Work to be completed: Retype all the records with nothing changed.

Data records
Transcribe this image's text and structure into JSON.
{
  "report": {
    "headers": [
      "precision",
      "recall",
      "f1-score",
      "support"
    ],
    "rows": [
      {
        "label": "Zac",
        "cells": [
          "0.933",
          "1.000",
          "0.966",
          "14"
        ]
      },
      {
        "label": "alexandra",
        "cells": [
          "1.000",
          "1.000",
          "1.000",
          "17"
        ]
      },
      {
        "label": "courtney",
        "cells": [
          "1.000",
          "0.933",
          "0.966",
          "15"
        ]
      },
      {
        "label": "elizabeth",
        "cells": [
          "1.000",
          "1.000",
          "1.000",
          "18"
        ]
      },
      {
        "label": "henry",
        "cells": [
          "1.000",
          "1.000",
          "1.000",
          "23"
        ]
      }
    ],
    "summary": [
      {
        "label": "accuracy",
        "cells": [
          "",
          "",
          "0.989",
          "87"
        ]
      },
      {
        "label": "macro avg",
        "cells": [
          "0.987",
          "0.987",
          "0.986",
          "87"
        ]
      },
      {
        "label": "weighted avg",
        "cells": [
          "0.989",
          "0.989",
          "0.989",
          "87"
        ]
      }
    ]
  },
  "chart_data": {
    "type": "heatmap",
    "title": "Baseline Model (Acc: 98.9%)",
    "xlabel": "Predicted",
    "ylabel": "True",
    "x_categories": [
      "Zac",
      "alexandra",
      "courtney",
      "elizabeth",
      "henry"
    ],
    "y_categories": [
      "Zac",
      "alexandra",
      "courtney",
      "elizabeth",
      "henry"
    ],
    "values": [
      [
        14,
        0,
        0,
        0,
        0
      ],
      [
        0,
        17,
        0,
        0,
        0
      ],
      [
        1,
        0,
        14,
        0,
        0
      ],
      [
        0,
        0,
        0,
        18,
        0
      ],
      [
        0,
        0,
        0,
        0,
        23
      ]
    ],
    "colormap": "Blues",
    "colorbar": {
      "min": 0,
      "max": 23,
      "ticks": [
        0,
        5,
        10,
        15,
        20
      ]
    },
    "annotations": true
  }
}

Written solution:
Transcribe this image's text and structure into JSON.
{
  "report": {
    "headers": [
      "precision",
      "recall",
      "f1-score",
      "support"
    ],
    "rows": [
      {
        "label": "Zac",
        "cells": [
          "0.933",
          "1.000",
          "0.966",
          "14"
        ]
      },
      {
        "label": "alexandra",
        "cells": [
          "1.000",
          "1.000",
          "1.000",
          "17"
        ]
      },
      {
        "label": "courtney",
        "cells": [
          "1.000",
          "0.933",
          "0.966",
          "15"
        ]
      },
      {
        "label": "elizabeth",
        "cells": [
          "1.000",
          "1.000",
          "1.000",
          "18"
        ]
      },
      {
        "label": "henry",
        "cells": [
          "1.000",
          "1.000",
          "1.000",
          "23"
        ]
      }
    ],
    "summary": [
      {
        "label": "accuracy",
        "cells": [
          "",
          "",
          "0.989",
          "87"
        ]
      },
      {
        "label": "macro avg",
        "cells": [
          "0.987",
          "0.987",
          "0.986",
          "87"
        ]
      },
      {
        "label": "weighted avg",
        "cells": [
          "0.989",
          "0.989",
          "0.989",
          "87"
        ]
      }
    ]
  },
  "chart_data": {
    "type": "heatmap",
    "title": "Baseline Model (Acc: 98.9%)",
    "xlabel": "Predicted",
    "ylabel": "True",
    "x_categories": [
      "Zac",
      "alexandra",
      "courtney",
      "elizabeth",
      "henry"
    ],
    "y_categories": [
      "Zac",
      "alexandra",
      "courtney",
      "elizabeth",
      "henry"
    ],
    "values": [
      [
        14,
        0,
        0,
        0,
        0
      ],
      [
        0,
        17,
        0,
        0,
        0
      ],
      [
        1,
        0,
        14,
        0,
        0
      ],
      [
        0,
        0,
        0,
        18,
        0
      ],
      [
        0,
        0,
        0,
        0,
        23
      ]
    ],
    "colormap": "Blues",
    "colorbar": {
      "min": 0,
      "max": 23,
      "ticks": [
        0,
        5,
        10,
        15,
        20
      ]
    },
    "annotations": true
  }
}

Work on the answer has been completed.